[Dataset records on visual material]
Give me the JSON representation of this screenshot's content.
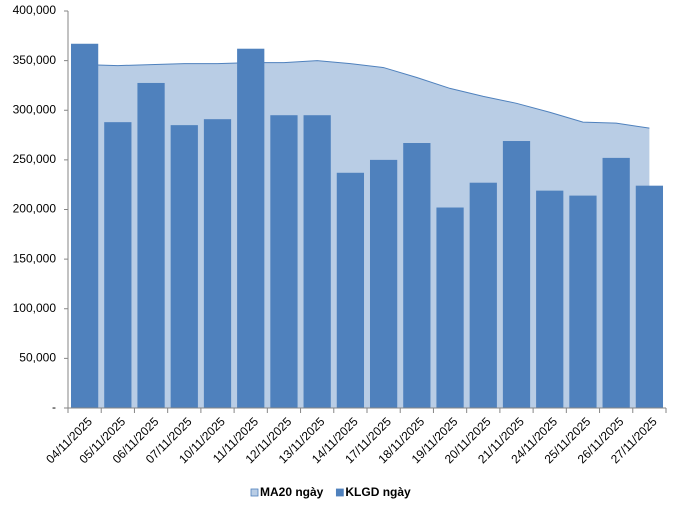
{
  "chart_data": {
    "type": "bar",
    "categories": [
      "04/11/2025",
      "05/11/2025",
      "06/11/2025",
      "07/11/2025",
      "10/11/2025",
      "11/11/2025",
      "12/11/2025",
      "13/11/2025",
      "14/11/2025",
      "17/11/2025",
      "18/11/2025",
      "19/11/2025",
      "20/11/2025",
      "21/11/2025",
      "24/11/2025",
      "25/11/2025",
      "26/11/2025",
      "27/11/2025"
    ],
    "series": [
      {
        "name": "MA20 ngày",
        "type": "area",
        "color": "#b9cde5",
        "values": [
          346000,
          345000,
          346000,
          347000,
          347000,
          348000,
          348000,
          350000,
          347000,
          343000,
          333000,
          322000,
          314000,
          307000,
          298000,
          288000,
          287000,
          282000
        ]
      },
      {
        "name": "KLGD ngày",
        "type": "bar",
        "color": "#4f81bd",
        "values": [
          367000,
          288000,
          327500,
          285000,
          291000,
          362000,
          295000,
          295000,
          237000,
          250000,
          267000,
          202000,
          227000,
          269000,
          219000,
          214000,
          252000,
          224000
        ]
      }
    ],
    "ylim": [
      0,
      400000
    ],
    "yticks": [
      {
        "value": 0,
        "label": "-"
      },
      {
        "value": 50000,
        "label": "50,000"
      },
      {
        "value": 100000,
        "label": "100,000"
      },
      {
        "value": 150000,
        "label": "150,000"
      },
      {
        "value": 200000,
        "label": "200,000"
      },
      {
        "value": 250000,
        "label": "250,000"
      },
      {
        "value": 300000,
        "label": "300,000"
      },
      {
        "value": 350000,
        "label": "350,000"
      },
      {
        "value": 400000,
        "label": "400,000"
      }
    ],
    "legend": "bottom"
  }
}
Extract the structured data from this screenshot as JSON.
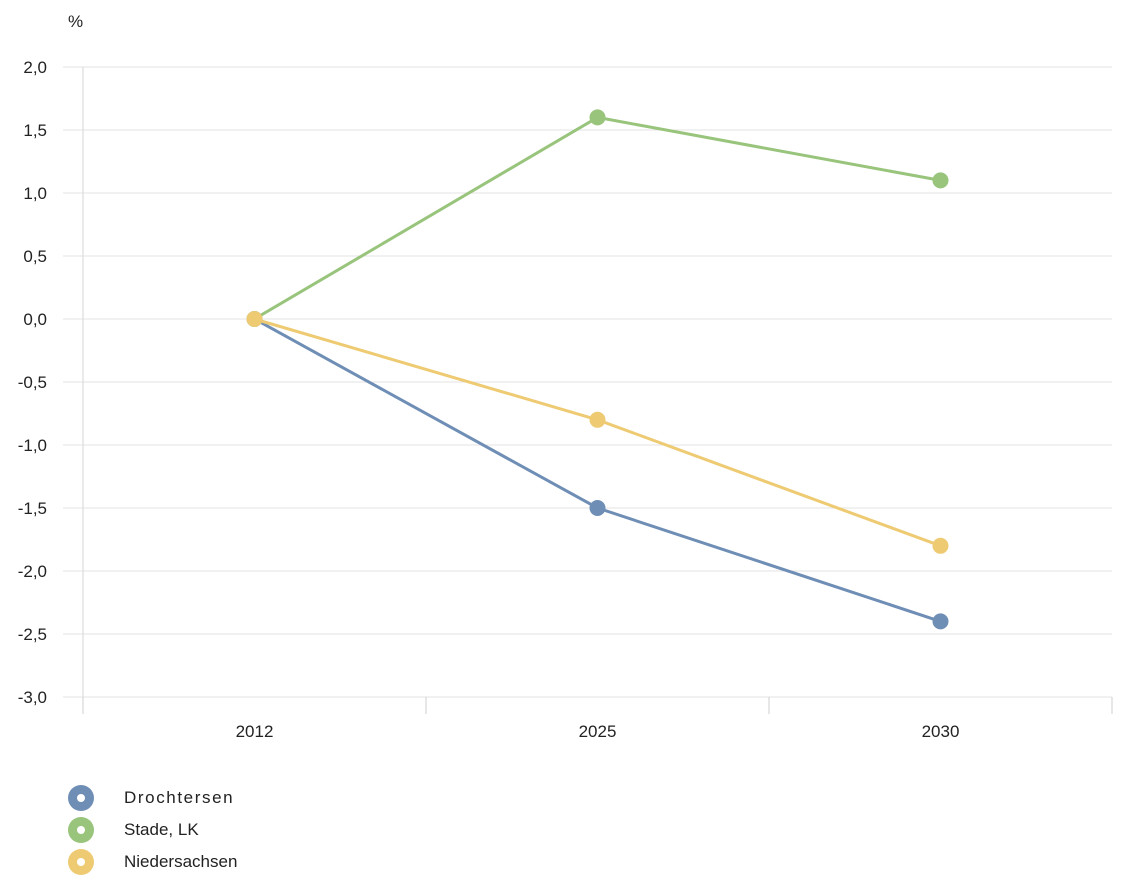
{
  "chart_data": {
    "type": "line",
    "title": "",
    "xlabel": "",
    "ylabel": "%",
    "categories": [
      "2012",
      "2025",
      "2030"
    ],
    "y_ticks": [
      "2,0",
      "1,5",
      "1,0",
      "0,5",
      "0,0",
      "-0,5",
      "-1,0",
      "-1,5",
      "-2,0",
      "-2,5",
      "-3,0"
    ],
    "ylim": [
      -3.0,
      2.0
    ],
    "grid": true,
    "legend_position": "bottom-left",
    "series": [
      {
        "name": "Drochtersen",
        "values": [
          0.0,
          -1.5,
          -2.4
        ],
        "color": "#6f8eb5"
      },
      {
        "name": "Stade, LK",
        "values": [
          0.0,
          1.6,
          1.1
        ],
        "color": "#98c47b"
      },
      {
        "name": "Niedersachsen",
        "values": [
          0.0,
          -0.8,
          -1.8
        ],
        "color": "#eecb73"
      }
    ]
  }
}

_JOB:_
Write out exactly the lines from the line holding "Extract the structured" through the last line of the records above, inclusive, and nothing more. Leave out the pictures.

_TASK RESULT:_
Extract the structured data from this screenshot as JSON.
{
  "chart_data": {
    "type": "line",
    "title": "",
    "xlabel": "",
    "ylabel": "%",
    "categories": [
      "2012",
      "2025",
      "2030"
    ],
    "y_ticks": [
      "2,0",
      "1,5",
      "1,0",
      "0,5",
      "0,0",
      "-0,5",
      "-1,0",
      "-1,5",
      "-2,0",
      "-2,5",
      "-3,0"
    ],
    "ylim": [
      -3.0,
      2.0
    ],
    "grid": true,
    "legend_position": "bottom-left",
    "series": [
      {
        "name": "Drochtersen",
        "values": [
          0.0,
          -1.5,
          -2.4
        ],
        "color": "#6f8eb5"
      },
      {
        "name": "Stade, LK",
        "values": [
          0.0,
          1.6,
          1.1
        ],
        "color": "#98c47b"
      },
      {
        "name": "Niedersachsen",
        "values": [
          0.0,
          -0.8,
          -1.8
        ],
        "color": "#eecb73"
      }
    ]
  }
}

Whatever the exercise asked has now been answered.